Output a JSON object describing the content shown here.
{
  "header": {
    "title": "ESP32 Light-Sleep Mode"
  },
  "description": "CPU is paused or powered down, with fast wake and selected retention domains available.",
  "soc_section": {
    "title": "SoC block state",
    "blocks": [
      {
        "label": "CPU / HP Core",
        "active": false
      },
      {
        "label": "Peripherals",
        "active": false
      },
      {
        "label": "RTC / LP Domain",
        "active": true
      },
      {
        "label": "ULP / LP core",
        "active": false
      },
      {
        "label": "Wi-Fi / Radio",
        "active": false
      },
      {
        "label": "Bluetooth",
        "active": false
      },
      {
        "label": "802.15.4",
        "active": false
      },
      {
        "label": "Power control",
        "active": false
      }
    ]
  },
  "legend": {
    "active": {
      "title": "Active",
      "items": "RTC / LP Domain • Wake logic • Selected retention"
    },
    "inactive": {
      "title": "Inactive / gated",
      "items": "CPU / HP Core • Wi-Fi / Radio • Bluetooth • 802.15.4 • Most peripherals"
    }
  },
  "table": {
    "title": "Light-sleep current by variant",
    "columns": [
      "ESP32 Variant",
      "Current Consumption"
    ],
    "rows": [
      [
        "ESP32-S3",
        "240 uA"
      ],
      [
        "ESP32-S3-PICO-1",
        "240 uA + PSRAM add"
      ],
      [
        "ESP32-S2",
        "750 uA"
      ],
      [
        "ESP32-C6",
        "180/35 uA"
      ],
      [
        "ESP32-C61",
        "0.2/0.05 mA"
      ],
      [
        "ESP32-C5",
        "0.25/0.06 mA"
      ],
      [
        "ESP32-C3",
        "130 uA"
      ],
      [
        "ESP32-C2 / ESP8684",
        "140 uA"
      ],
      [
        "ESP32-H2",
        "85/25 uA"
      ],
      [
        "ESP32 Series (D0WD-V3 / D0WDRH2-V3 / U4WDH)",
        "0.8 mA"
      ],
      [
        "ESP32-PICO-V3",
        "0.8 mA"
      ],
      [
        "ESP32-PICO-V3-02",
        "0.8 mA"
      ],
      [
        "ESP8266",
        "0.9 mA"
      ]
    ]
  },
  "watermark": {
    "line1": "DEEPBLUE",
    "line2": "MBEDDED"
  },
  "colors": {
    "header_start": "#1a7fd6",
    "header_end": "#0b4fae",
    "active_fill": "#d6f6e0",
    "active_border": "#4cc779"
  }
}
□ □ □ □ □
* _WHAT IS BEING ASKED_
Output all of the material exactly as written.

* _WRITTEN ANSWER_
Output a JSON object describing the content shown here.
{
  "header": {
    "title": "ESP32 Light-Sleep Mode"
  },
  "description": "CPU is paused or powered down, with fast wake and selected retention domains available.",
  "soc_section": {
    "title": "SoC block state",
    "blocks": [
      {
        "label": "CPU / HP Core",
        "active": false
      },
      {
        "label": "Peripherals",
        "active": false
      },
      {
        "label": "RTC / LP Domain",
        "active": true
      },
      {
        "label": "ULP / LP core",
        "active": false
      },
      {
        "label": "Wi-Fi / Radio",
        "active": false
      },
      {
        "label": "Bluetooth",
        "active": false
      },
      {
        "label": "802.15.4",
        "active": false
      },
      {
        "label": "Power control",
        "active": false
      }
    ]
  },
  "legend": {
    "active": {
      "title": "Active",
      "items": "RTC / LP Domain • Wake logic • Selected retention"
    },
    "inactive": {
      "title": "Inactive / gated",
      "items": "CPU / HP Core • Wi-Fi / Radio • Bluetooth • 802.15.4 • Most peripherals"
    }
  },
  "table": {
    "title": "Light-sleep current by variant",
    "columns": [
      "ESP32 Variant",
      "Current Consumption"
    ],
    "rows": [
      [
        "ESP32-S3",
        "240 uA"
      ],
      [
        "ESP32-S3-PICO-1",
        "240 uA + PSRAM add"
      ],
      [
        "ESP32-S2",
        "750 uA"
      ],
      [
        "ESP32-C6",
        "180/35 uA"
      ],
      [
        "ESP32-C61",
        "0.2/0.05 mA"
      ],
      [
        "ESP32-C5",
        "0.25/0.06 mA"
      ],
      [
        "ESP32-C3",
        "130 uA"
      ],
      [
        "ESP32-C2 / ESP8684",
        "140 uA"
      ],
      [
        "ESP32-H2",
        "85/25 uA"
      ],
      [
        "ESP32 Series (D0WD-V3 / D0WDRH2-V3 / U4WDH)",
        "0.8 mA"
      ],
      [
        "ESP32-PICO-V3",
        "0.8 mA"
      ],
      [
        "ESP32-PICO-V3-02",
        "0.8 mA"
      ],
      [
        "ESP8266",
        "0.9 mA"
      ]
    ]
  },
  "watermark": {
    "line1": "DEEPBLUE",
    "line2": "MBEDDED"
  },
  "colors": {
    "header_start": "#1a7fd6",
    "header_end": "#0b4fae",
    "active_fill": "#d6f6e0",
    "active_border": "#4cc779"
  }
}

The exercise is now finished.